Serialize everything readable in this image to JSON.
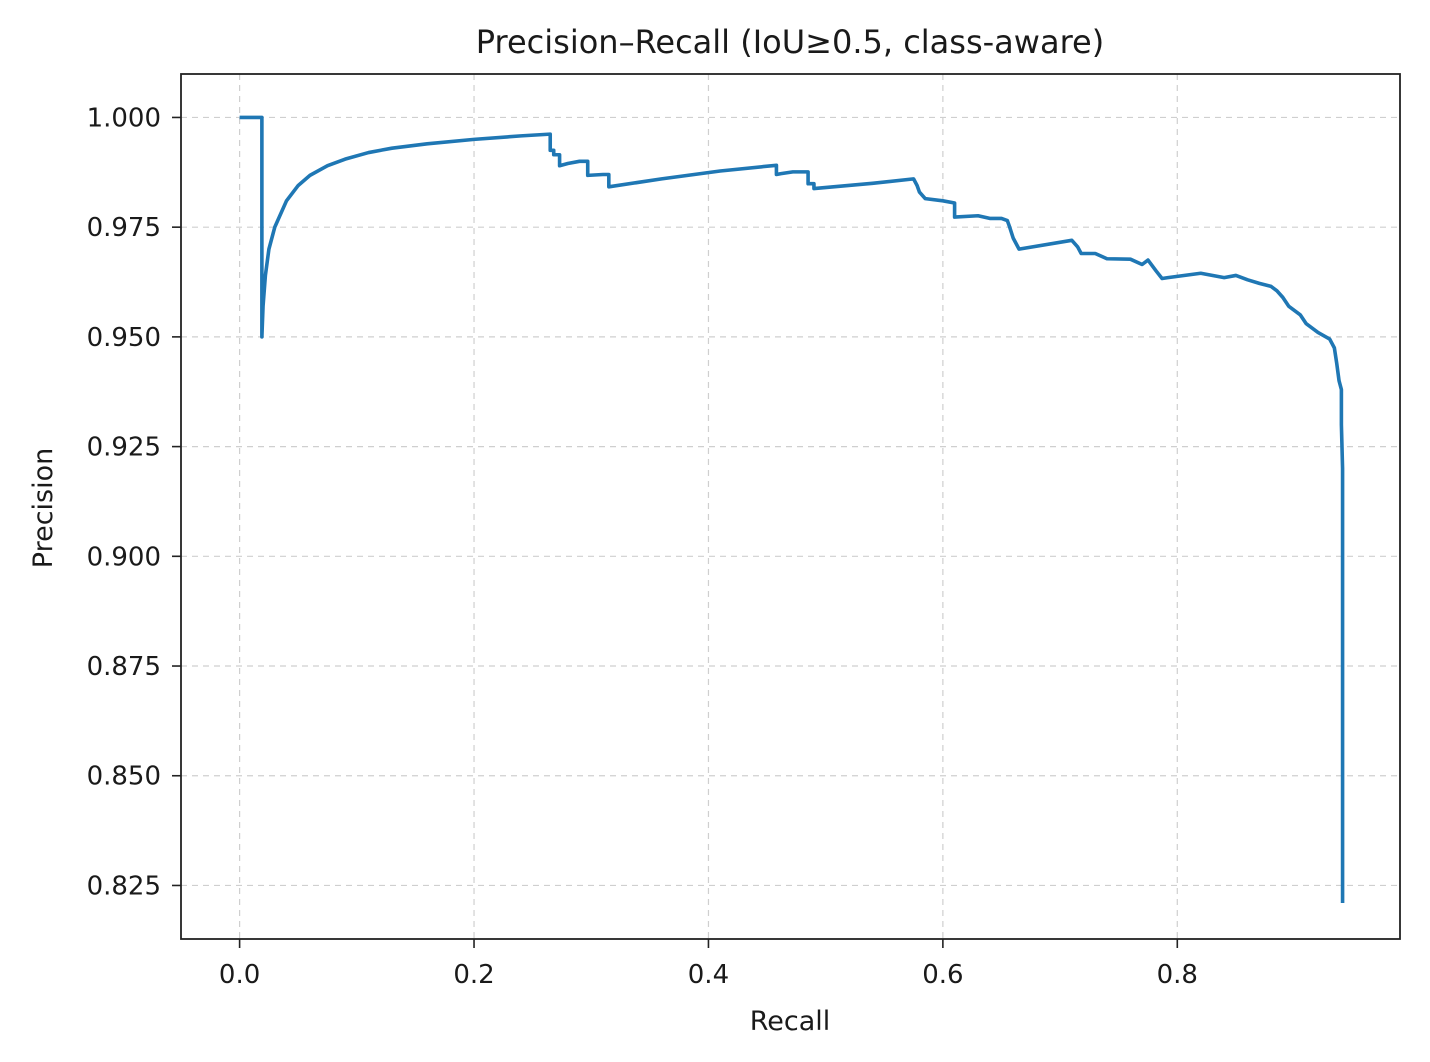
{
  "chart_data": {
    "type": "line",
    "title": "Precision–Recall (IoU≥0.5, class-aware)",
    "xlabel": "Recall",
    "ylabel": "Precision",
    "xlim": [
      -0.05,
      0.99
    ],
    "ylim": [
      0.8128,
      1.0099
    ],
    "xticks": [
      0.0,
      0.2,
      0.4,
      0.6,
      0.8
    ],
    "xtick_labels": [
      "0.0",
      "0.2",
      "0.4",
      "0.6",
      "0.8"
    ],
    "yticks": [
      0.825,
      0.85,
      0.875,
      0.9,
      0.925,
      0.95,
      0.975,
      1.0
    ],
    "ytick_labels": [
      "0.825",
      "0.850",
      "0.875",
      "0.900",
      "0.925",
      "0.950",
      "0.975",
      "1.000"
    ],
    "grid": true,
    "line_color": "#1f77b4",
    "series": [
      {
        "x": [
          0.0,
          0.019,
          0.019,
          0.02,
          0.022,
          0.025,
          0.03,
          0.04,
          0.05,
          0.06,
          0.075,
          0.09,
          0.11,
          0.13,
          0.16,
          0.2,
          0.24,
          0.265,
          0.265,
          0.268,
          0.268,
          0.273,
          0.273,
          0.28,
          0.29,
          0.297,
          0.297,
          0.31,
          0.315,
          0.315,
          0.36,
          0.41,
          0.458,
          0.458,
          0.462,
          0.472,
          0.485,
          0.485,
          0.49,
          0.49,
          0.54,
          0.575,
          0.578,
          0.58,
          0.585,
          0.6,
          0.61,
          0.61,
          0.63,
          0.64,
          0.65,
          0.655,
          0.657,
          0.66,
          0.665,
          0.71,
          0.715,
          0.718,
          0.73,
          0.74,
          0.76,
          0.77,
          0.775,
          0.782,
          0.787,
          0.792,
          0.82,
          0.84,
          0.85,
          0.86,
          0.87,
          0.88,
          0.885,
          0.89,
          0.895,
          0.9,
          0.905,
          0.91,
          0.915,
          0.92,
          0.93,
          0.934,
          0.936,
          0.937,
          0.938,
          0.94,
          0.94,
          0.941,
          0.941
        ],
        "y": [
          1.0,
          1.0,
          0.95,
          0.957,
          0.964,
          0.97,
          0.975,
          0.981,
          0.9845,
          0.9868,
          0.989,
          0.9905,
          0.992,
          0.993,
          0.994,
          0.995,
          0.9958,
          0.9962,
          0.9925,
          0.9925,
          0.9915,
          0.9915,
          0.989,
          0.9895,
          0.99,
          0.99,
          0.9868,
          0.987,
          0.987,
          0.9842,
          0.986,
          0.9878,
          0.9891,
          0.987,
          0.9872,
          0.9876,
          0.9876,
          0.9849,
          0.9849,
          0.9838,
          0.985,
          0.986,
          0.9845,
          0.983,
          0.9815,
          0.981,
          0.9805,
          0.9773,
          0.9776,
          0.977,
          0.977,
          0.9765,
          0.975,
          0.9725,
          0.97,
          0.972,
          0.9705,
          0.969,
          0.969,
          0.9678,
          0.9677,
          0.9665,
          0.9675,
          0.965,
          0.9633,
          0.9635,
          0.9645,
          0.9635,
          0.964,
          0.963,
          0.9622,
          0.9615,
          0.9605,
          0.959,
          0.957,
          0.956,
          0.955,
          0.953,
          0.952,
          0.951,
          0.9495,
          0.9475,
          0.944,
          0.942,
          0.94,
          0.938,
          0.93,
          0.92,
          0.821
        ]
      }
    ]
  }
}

▶ _Written task_:
Locate the lines above that contain "Precision" and copy them.

▶ _Correct answer_:
    "title": "Precision–Recall (IoU≥0.5, class-aware)",
    "ylabel": "Precision",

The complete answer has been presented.